Records:
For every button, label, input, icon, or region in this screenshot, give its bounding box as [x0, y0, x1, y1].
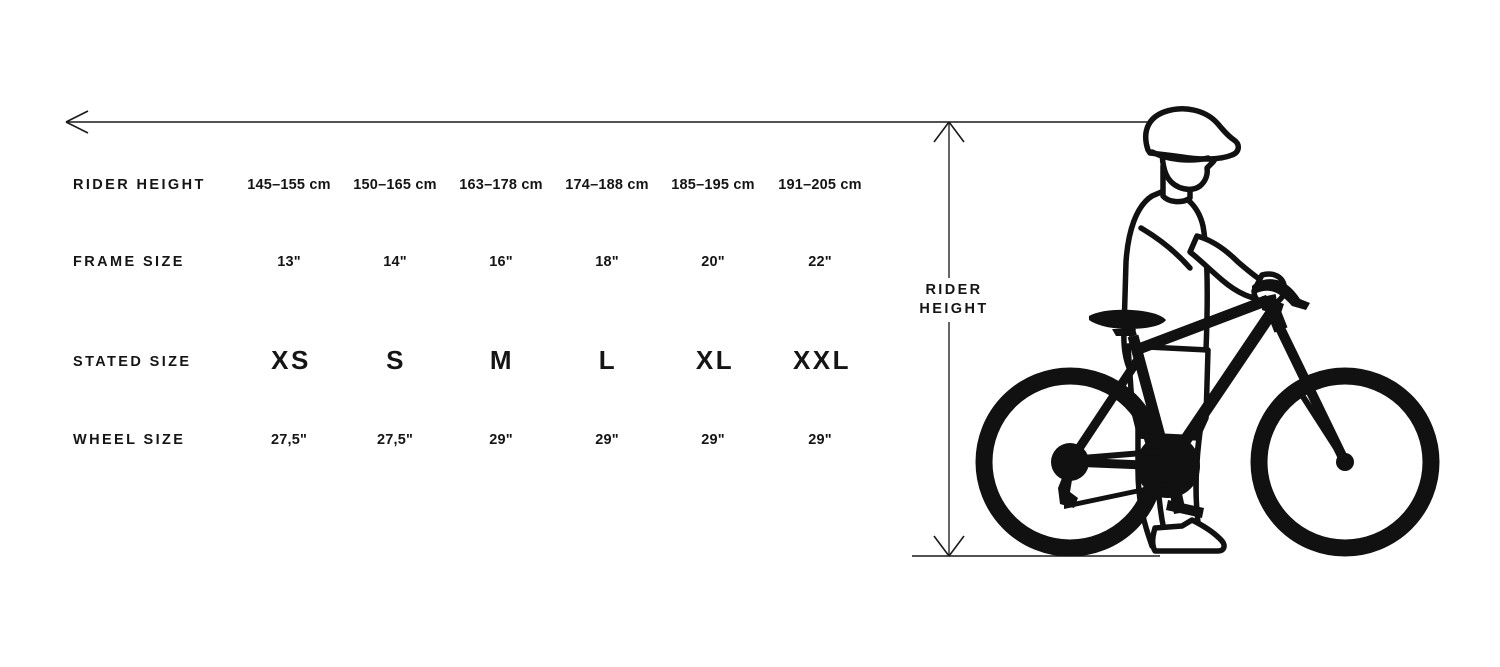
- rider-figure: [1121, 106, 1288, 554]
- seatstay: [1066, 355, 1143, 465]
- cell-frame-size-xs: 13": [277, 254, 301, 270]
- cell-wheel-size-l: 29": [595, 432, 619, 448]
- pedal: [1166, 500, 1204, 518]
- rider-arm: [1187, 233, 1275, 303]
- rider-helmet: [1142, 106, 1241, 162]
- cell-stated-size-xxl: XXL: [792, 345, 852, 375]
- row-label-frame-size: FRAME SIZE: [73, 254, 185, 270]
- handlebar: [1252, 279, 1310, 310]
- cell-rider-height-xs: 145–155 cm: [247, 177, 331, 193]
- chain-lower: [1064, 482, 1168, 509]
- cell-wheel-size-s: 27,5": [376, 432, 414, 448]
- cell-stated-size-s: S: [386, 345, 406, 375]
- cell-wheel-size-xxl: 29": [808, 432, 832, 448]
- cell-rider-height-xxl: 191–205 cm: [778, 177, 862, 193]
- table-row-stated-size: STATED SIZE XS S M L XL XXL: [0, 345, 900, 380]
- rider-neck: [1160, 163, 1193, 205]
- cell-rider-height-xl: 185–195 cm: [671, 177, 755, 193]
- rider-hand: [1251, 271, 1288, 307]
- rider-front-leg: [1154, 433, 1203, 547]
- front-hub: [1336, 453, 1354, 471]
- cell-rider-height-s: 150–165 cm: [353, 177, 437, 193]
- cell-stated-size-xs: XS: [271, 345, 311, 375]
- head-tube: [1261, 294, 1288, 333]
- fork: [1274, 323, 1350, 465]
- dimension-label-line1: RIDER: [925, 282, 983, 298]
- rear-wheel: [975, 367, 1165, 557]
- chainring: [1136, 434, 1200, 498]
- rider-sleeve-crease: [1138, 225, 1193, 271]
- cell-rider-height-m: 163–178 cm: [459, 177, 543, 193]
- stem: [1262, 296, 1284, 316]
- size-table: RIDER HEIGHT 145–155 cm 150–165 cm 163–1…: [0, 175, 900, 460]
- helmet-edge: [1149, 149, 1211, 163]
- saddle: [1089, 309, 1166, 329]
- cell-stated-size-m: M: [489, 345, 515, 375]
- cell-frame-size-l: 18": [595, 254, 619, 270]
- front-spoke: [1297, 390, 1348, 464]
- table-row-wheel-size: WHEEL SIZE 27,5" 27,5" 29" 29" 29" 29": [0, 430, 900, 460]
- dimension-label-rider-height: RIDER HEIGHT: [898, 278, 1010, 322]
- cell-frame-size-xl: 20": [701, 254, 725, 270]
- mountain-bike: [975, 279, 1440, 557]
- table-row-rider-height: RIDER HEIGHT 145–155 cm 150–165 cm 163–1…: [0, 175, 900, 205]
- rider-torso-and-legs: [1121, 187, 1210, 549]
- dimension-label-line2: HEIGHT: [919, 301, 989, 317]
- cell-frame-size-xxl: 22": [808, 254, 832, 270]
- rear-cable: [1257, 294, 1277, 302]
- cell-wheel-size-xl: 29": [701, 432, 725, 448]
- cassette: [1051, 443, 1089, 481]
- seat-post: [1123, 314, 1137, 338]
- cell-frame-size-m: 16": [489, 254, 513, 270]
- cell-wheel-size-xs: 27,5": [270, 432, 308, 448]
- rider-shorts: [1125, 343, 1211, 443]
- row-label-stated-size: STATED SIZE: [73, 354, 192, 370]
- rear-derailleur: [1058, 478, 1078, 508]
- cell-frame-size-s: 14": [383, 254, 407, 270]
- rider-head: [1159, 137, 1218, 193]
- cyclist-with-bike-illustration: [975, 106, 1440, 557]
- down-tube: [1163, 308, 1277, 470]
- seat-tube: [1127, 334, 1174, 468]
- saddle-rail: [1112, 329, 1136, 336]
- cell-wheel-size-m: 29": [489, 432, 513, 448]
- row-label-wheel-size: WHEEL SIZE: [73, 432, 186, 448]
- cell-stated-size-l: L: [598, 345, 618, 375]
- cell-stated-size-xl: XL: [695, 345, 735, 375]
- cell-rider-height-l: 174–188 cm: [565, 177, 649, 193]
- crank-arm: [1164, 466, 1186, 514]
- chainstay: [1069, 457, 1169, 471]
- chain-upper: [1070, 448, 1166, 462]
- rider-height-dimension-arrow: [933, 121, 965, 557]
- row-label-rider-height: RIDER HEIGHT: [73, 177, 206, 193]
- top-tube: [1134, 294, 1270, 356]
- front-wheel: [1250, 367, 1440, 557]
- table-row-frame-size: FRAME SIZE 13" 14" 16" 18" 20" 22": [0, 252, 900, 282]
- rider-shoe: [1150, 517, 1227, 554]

Aim:
Copy out the records above line for line, with nothing changed, and leave out the pictures.

Response to the task:
For every button, label, input, icon, or region in this screenshot, give its bounding box as [x0, y0, x1, y1].
- rider-figure: [1121, 106, 1288, 554]
- seatstay: [1066, 355, 1143, 465]
- cell-frame-size-xs: 13": [277, 254, 301, 270]
- cell-wheel-size-l: 29": [595, 432, 619, 448]
- pedal: [1166, 500, 1204, 518]
- rider-arm: [1187, 233, 1275, 303]
- rider-helmet: [1142, 106, 1241, 162]
- cell-stated-size-xxl: XXL: [792, 345, 852, 375]
- row-label-frame-size: FRAME SIZE: [73, 254, 185, 270]
- handlebar: [1252, 279, 1310, 310]
- cell-rider-height-xs: 145–155 cm: [247, 177, 331, 193]
- chain-lower: [1064, 482, 1168, 509]
- cell-wheel-size-s: 27,5": [376, 432, 414, 448]
- cell-stated-size-s: S: [386, 345, 406, 375]
- cell-wheel-size-xxl: 29": [808, 432, 832, 448]
- cell-rider-height-xxl: 191–205 cm: [778, 177, 862, 193]
- table-row-stated-size: STATED SIZE XS S M L XL XXL: [0, 345, 900, 380]
- rider-neck: [1160, 163, 1193, 205]
- cell-rider-height-xl: 185–195 cm: [671, 177, 755, 193]
- rider-hand: [1251, 271, 1288, 307]
- rider-front-leg: [1154, 433, 1203, 547]
- front-hub: [1336, 453, 1354, 471]
- cell-rider-height-s: 150–165 cm: [353, 177, 437, 193]
- cell-stated-size-xs: XS: [271, 345, 311, 375]
- head-tube: [1261, 294, 1288, 333]
- fork: [1274, 323, 1350, 465]
- dimension-label-line1: RIDER: [925, 282, 983, 298]
- rear-wheel: [975, 367, 1165, 557]
- chainring: [1136, 434, 1200, 498]
- rider-sleeve-crease: [1138, 225, 1193, 271]
- cell-rider-height-m: 163–178 cm: [459, 177, 543, 193]
- stem: [1262, 296, 1284, 316]
- size-table: RIDER HEIGHT 145–155 cm 150–165 cm 163–1…: [0, 175, 900, 460]
- helmet-edge: [1149, 149, 1211, 163]
- saddle: [1089, 309, 1166, 329]
- cell-stated-size-m: M: [489, 345, 515, 375]
- cell-frame-size-l: 18": [595, 254, 619, 270]
- front-spoke: [1297, 390, 1348, 464]
- table-row-wheel-size: WHEEL SIZE 27,5" 27,5" 29" 29" 29" 29": [0, 430, 900, 460]
- dimension-label-rider-height: RIDER HEIGHT: [898, 278, 1010, 322]
- cell-frame-size-xl: 20": [701, 254, 725, 270]
- mountain-bike: [975, 279, 1440, 557]
- table-row-rider-height: RIDER HEIGHT 145–155 cm 150–165 cm 163–1…: [0, 175, 900, 205]
- rider-torso-and-legs: [1121, 187, 1210, 549]
- dimension-label-line2: HEIGHT: [919, 301, 989, 317]
- cell-frame-size-xxl: 22": [808, 254, 832, 270]
- rear-cable: [1257, 294, 1277, 302]
- cell-wheel-size-xl: 29": [701, 432, 725, 448]
- cassette: [1051, 443, 1089, 481]
- seat-post: [1123, 314, 1137, 338]
- cell-frame-size-m: 16": [489, 254, 513, 270]
- cell-wheel-size-xs: 27,5": [270, 432, 308, 448]
- rider-shorts: [1125, 343, 1211, 443]
- row-label-stated-size: STATED SIZE: [73, 354, 192, 370]
- rear-derailleur: [1058, 478, 1078, 508]
- cell-frame-size-s: 14": [383, 254, 407, 270]
- rider-head: [1159, 137, 1218, 193]
- cyclist-with-bike-illustration: [975, 106, 1440, 557]
- down-tube: [1163, 308, 1277, 470]
- seat-tube: [1127, 334, 1174, 468]
- saddle-rail: [1112, 329, 1136, 336]
- cell-wheel-size-m: 29": [489, 432, 513, 448]
- row-label-wheel-size: WHEEL SIZE: [73, 432, 186, 448]
- cell-stated-size-l: L: [598, 345, 618, 375]
- cell-stated-size-xl: XL: [695, 345, 735, 375]
- cell-rider-height-l: 174–188 cm: [565, 177, 649, 193]
- crank-arm: [1164, 466, 1186, 514]
- chainstay: [1069, 457, 1169, 471]
- chain-upper: [1070, 448, 1166, 462]
- rider-height-dimension-arrow: [933, 121, 965, 557]
- row-label-rider-height: RIDER HEIGHT: [73, 177, 206, 193]
- top-tube: [1134, 294, 1270, 356]
- front-wheel: [1250, 367, 1440, 557]
- table-row-frame-size: FRAME SIZE 13" 14" 16" 18" 20" 22": [0, 252, 900, 282]
- rider-shoe: [1150, 517, 1227, 554]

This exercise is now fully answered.